**Your objective:** Return the whole listing, line for line, without the pictures in it.

* Begin Data extract *

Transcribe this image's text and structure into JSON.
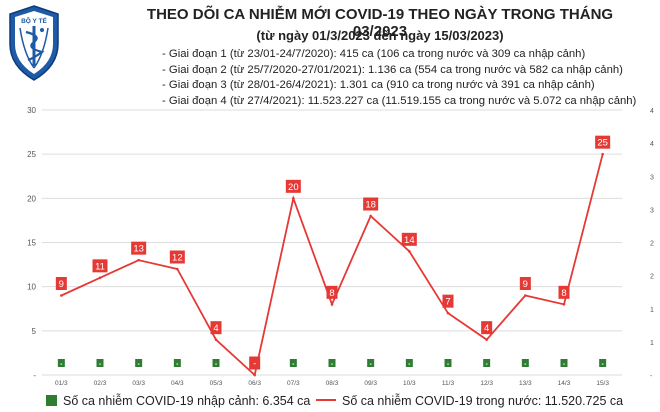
{
  "header": {
    "title": "THEO DÕI CA NHIỄM MỚI COVID-19 THEO NGÀY TRONG THÁNG 03/2023",
    "subtitle": "(từ ngày 01/3/2023 đến ngày 15/03/2023)",
    "phases": [
      "- Giai đoạn 1 (từ 23/01-24/7/2020): 415 ca (106 ca trong nước và 309 ca nhập cảnh)",
      "- Giai đoạn 2 (từ 25/7/2020-27/01/2021): 1.136 ca (554 ca trong nước và 582 ca nhập cảnh)",
      "- Giai đoạn 3 (từ 28/01-26/4/2021): 1.301 ca (910 ca trong nước và 391 ca nhập cảnh)",
      "- Giai đoạn 4 (từ 27/4/2021): 11.523.227 ca (11.519.155 ca trong nước và 5.072 ca nhập cảnh)"
    ]
  },
  "logo": {
    "text": "BỘ Y TẾ · MINISTRY OF HEALTH"
  },
  "legend": {
    "bars_label": "Số ca nhiễm COVID-19 nhập cảnh: 6.354 ca",
    "line_label": "Số ca nhiễm COVID-19 trong nước: 11.520.725 ca"
  },
  "colors": {
    "line": "#e53935",
    "bar": "#2e7d32",
    "grid": "#dddddd",
    "axis_text": "#555555"
  },
  "chart_data": {
    "type": "bar+line",
    "categories": [
      "01/3",
      "02/3",
      "03/3",
      "04/3",
      "05/3",
      "06/3",
      "07/3",
      "08/3",
      "09/3",
      "10/3",
      "11/3",
      "12/3",
      "13/3",
      "14/3",
      "15/3"
    ],
    "series": [
      {
        "axis": "left",
        "type": "line",
        "values": [
          9,
          11,
          13,
          12,
          4,
          0,
          20,
          8,
          18,
          14,
          7,
          4,
          9,
          8,
          25
        ]
      },
      {
        "axis": "right",
        "type": "bar",
        "values": [
          0,
          0,
          0,
          0,
          0,
          0,
          0,
          0,
          0,
          0,
          0,
          0,
          0,
          0,
          0
        ],
        "data_labels": [
          "-",
          "-",
          "-",
          "-",
          "-",
          "-",
          "-",
          "-",
          "-",
          "-",
          "-",
          "-",
          "-",
          "-",
          "-"
        ]
      }
    ],
    "y_left": {
      "ticks": [
        "-",
        "5",
        "10",
        "15",
        "20",
        "25",
        "30"
      ],
      "ylim": [
        0,
        30
      ]
    },
    "y_right": {
      "ticks": [
        "-",
        "1",
        "1",
        "2",
        "2",
        "3",
        "3",
        "4",
        "4"
      ],
      "ylim": [
        0,
        4
      ]
    },
    "point_labels": [
      "9",
      "11",
      "13",
      "12",
      "4",
      "-",
      "20",
      "8",
      "18",
      "14",
      "7",
      "4",
      "9",
      "8",
      "25"
    ],
    "grid": true
  }
}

* End Data extract *

**Final result:**
Transcribe this image's text and structure into JSON.
{
  "header": {
    "title": "THEO DÕI CA NHIỄM MỚI COVID-19 THEO NGÀY TRONG THÁNG 03/2023",
    "subtitle": "(từ ngày 01/3/2023 đến ngày 15/03/2023)",
    "phases": [
      "- Giai đoạn 1 (từ 23/01-24/7/2020): 415 ca (106 ca trong nước và 309 ca nhập cảnh)",
      "- Giai đoạn 2 (từ 25/7/2020-27/01/2021): 1.136 ca (554 ca trong nước và 582 ca nhập cảnh)",
      "- Giai đoạn 3 (từ 28/01-26/4/2021): 1.301 ca (910 ca trong nước và 391 ca nhập cảnh)",
      "- Giai đoạn 4 (từ 27/4/2021): 11.523.227 ca (11.519.155 ca trong nước và 5.072 ca nhập cảnh)"
    ]
  },
  "logo": {
    "text": "BỘ Y TẾ · MINISTRY OF HEALTH"
  },
  "legend": {
    "bars_label": "Số ca nhiễm COVID-19 nhập cảnh: 6.354 ca",
    "line_label": "Số ca nhiễm COVID-19 trong nước: 11.520.725 ca"
  },
  "colors": {
    "line": "#e53935",
    "bar": "#2e7d32",
    "grid": "#dddddd",
    "axis_text": "#555555"
  },
  "chart_data": {
    "type": "bar+line",
    "categories": [
      "01/3",
      "02/3",
      "03/3",
      "04/3",
      "05/3",
      "06/3",
      "07/3",
      "08/3",
      "09/3",
      "10/3",
      "11/3",
      "12/3",
      "13/3",
      "14/3",
      "15/3"
    ],
    "series": [
      {
        "axis": "left",
        "type": "line",
        "values": [
          9,
          11,
          13,
          12,
          4,
          0,
          20,
          8,
          18,
          14,
          7,
          4,
          9,
          8,
          25
        ]
      },
      {
        "axis": "right",
        "type": "bar",
        "values": [
          0,
          0,
          0,
          0,
          0,
          0,
          0,
          0,
          0,
          0,
          0,
          0,
          0,
          0,
          0
        ],
        "data_labels": [
          "-",
          "-",
          "-",
          "-",
          "-",
          "-",
          "-",
          "-",
          "-",
          "-",
          "-",
          "-",
          "-",
          "-",
          "-"
        ]
      }
    ],
    "y_left": {
      "ticks": [
        "-",
        "5",
        "10",
        "15",
        "20",
        "25",
        "30"
      ],
      "ylim": [
        0,
        30
      ]
    },
    "y_right": {
      "ticks": [
        "-",
        "1",
        "1",
        "2",
        "2",
        "3",
        "3",
        "4",
        "4"
      ],
      "ylim": [
        0,
        4
      ]
    },
    "point_labels": [
      "9",
      "11",
      "13",
      "12",
      "4",
      "-",
      "20",
      "8",
      "18",
      "14",
      "7",
      "4",
      "9",
      "8",
      "25"
    ],
    "grid": true
  }
}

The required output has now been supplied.